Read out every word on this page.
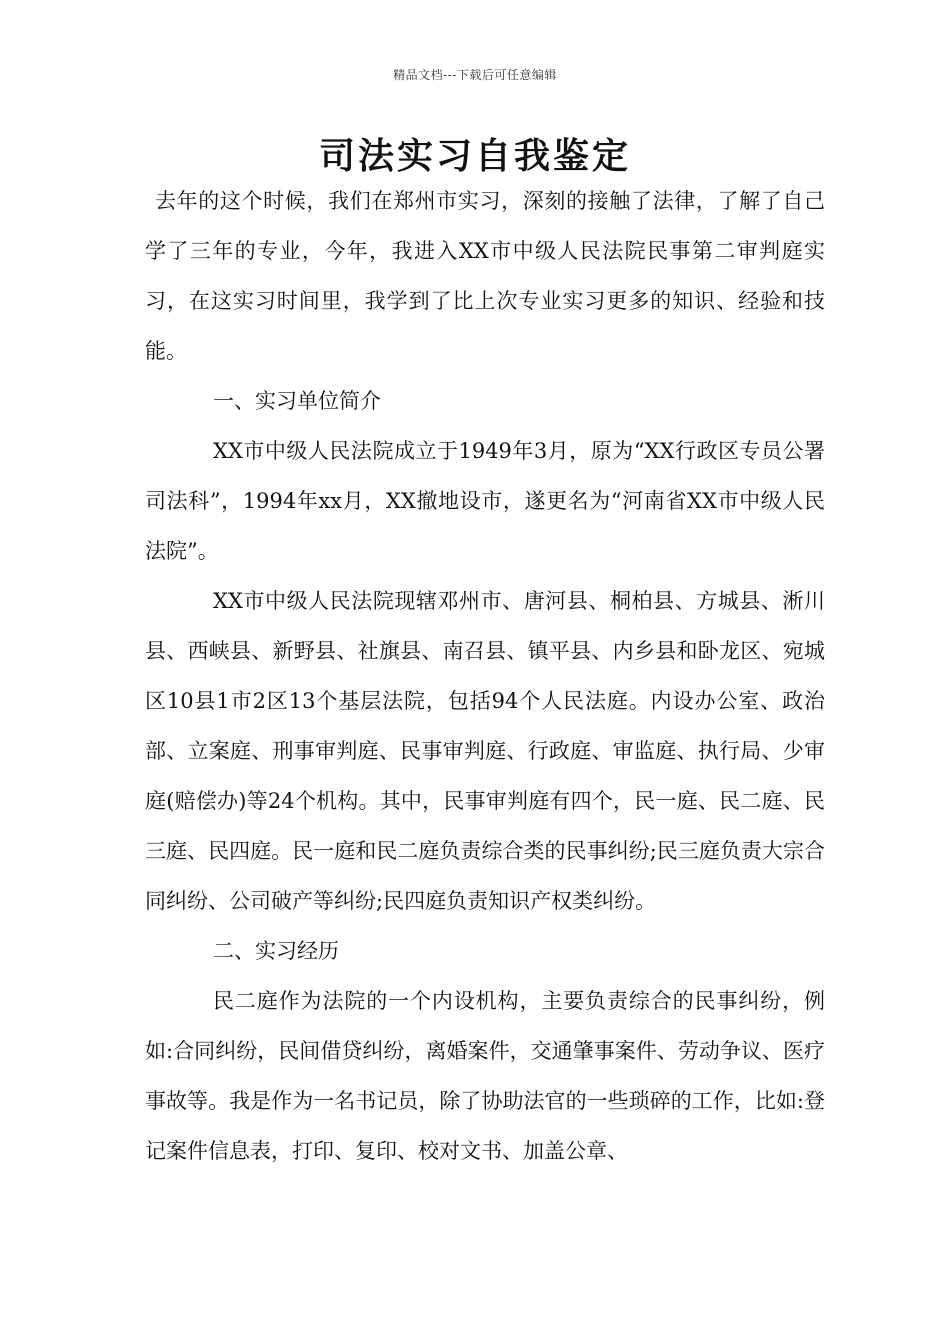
精品文档---下载后可任意编辑
司法实习自我鉴定

去年的这个时候，我们在郑州市实习，深刻的接触了法律，了解了自己学了三年的专业，今年，我进入XX市中级人民法院民事第二审判庭实习，在这实习时间里，我学到了比上次专业实习更多的知识、经验和技能。

一、实习单位简介

XX市中级人民法院成立于1949年3月，原为“XX行政区专员公署司法科”，1994年xx月，XX撤地设市，遂更名为“河南省XX市中级人民法院”。

XX市中级人民法院现辖邓州市、唐河县、桐柏县、方城县、淅川县、西峡县、新野县、社旗县、南召县、镇平县、内乡县和卧龙区、宛城区10县1市2区13个基层法院，包括94个人民法庭。内设办公室、政治部、立案庭、刑事审判庭、民事审判庭、行政庭、审监庭、执行局、少审庭(赔偿办)等24个机构。其中，民事审判庭有四个，民一庭、民二庭、民三庭、民四庭。民一庭和民二庭负责综合类的民事纠纷;民三庭负责大宗合同纠纷、公司破产等纠纷;民四庭负责知识产权类纠纷。

二、实习经历

民二庭作为法院的一个内设机构，主要负责综合的民事纠纷，例如:合同纠纷，民间借贷纠纷，离婚案件，交通肇事案件、劳动争议、医疗事故等。我是作为一名书记员，除了协助法官的一些琐碎的工作，比如:登记案件信息表，打印、复印、校对文书、加盖公章、
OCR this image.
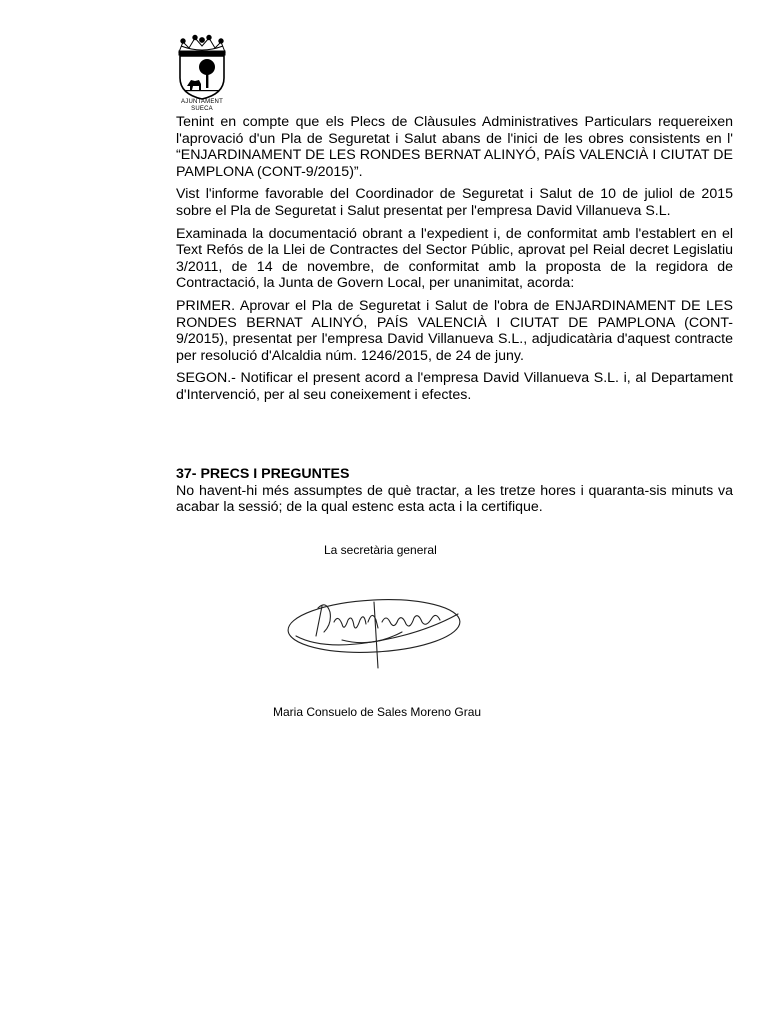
AJUNTAMENT
SUECA

Tenint en compte que els Plecs de Clàusules Administratives Particulars requereixen l'aprovació d'un Pla de Seguretat i Salut abans de l'inici de les obres consistents en l' “ENJARDINAMENT DE LES RONDES BERNAT ALINYÓ, PAÍS VALENCIÀ I CIUTAT DE PAMPLONA (CONT-9/2015)”.

Vist l'informe favorable del Coordinador de Seguretat i Salut de 10 de juliol de 2015 sobre el Pla de Seguretat i Salut presentat per l'empresa David Villanueva S.L.

Examinada la documentació obrant a l'expedient i, de conformitat amb l'establert en el Text Refós de la Llei de Contractes del Sector Públic, aprovat pel Reial decret Legislatiu 3/2011, de 14 de novembre, de conformitat amb la proposta de la regidora de Contractació, la Junta de Govern Local, per unanimitat, acorda:

PRIMER. Aprovar el Pla de Seguretat i Salut de l'obra de ENJARDINAMENT DE LES RONDES BERNAT ALINYÓ, PAÍS VALENCIÀ I CIUTAT DE PAMPLONA (CONT-9/2015), presentat per l'empresa David Villanueva S.L., adjudicatària d'aquest contracte per resolució d'Alcaldia núm. 1246/2015, de 24 de juny.

SEGON.- Notificar el present acord a l'empresa David Villanueva S.L. i, al Departament d'Intervenció, per al seu coneixement i efectes.

37- PRECS I PREGUNTES

No havent-hi més assumptes de què tractar, a les tretze hores i quaranta-sis minuts va acabar la sessió; de la qual estenc esta acta i la certifique.

La secretària general
Maria Consuelo de Sales Moreno Grau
________________
■ Exercise goal ■
Nothing in the entries should change as you copy them, except that the pictures are left out.

■ Answer to the problem ■
Read out every word on this page.
精品文档---下载后可任意编辑
司法实习自我鉴定

去年的这个时候，我们在郑州市实习，深刻的接触了法律，了解了自己学了三年的专业，今年，我进入XX市中级人民法院民事第二审判庭实习，在这实习时间里，我学到了比上次专业实习更多的知识、经验和技能。

一、实习单位简介

XX市中级人民法院成立于1949年3月，原为“XX行政区专员公署司法科”，1994年xx月，XX撤地设市，遂更名为“河南省XX市中级人民法院”。

XX市中级人民法院现辖邓州市、唐河县、桐柏县、方城县、淅川县、西峡县、新野县、社旗县、南召县、镇平县、内乡县和卧龙区、宛城区10县1市2区13个基层法院，包括94个人民法庭。内设办公室、政治部、立案庭、刑事审判庭、民事审判庭、行政庭、审监庭、执行局、少审庭(赔偿办)等24个机构。其中，民事审判庭有四个，民一庭、民二庭、民三庭、民四庭。民一庭和民二庭负责综合类的民事纠纷;民三庭负责大宗合同纠纷、公司破产等纠纷;民四庭负责知识产权类纠纷。

二、实习经历

民二庭作为法院的一个内设机构，主要负责综合的民事纠纷，例如:合同纠纷，民间借贷纠纷，离婚案件，交通肇事案件、劳动争议、医疗事故等。我是作为一名书记员，除了协助法官的一些琐碎的工作，比如:登记案件信息表，打印、复印、校对文书、加盖公章、
OCR this image.
AJUNTAMENT
SUECA

Tenint en compte que els Plecs de Clàusules Administratives Particulars requereixen l'aprovació d'un Pla de Seguretat i Salut abans de l'inici de les obres consistents en l' “ENJARDINAMENT DE LES RONDES BERNAT ALINYÓ, PAÍS VALENCIÀ I CIUTAT DE PAMPLONA (CONT-9/2015)”.

Vist l'informe favorable del Coordinador de Seguretat i Salut de 10 de juliol de 2015 sobre el Pla de Seguretat i Salut presentat per l'empresa David Villanueva S.L.

Examinada la documentació obrant a l'expedient i, de conformitat amb l'establert en el Text Refós de la Llei de Contractes del Sector Públic, aprovat pel Reial decret Legislatiu 3/2011, de 14 de novembre, de conformitat amb la proposta de la regidora de Contractació, la Junta de Govern Local, per unanimitat, acorda:

PRIMER. Aprovar el Pla de Seguretat i Salut de l'obra de ENJARDINAMENT DE LES RONDES BERNAT ALINYÓ, PAÍS VALENCIÀ I CIUTAT DE PAMPLONA (CONT-9/2015), presentat per l'empresa David Villanueva S.L., adjudicatària d'aquest contracte per resolució d'Alcaldia núm. 1246/2015, de 24 de juny.

SEGON.- Notificar el present acord a l'empresa David Villanueva S.L. i, al Departament d'Intervenció, per al seu coneixement i efectes.

37- PRECS I PREGUNTES

No havent-hi més assumptes de què tractar, a les tretze hores i quaranta-sis minuts va acabar la sessió; de la qual estenc esta acta i la certifique.

La secretària general
Maria Consuelo de Sales Moreno Grau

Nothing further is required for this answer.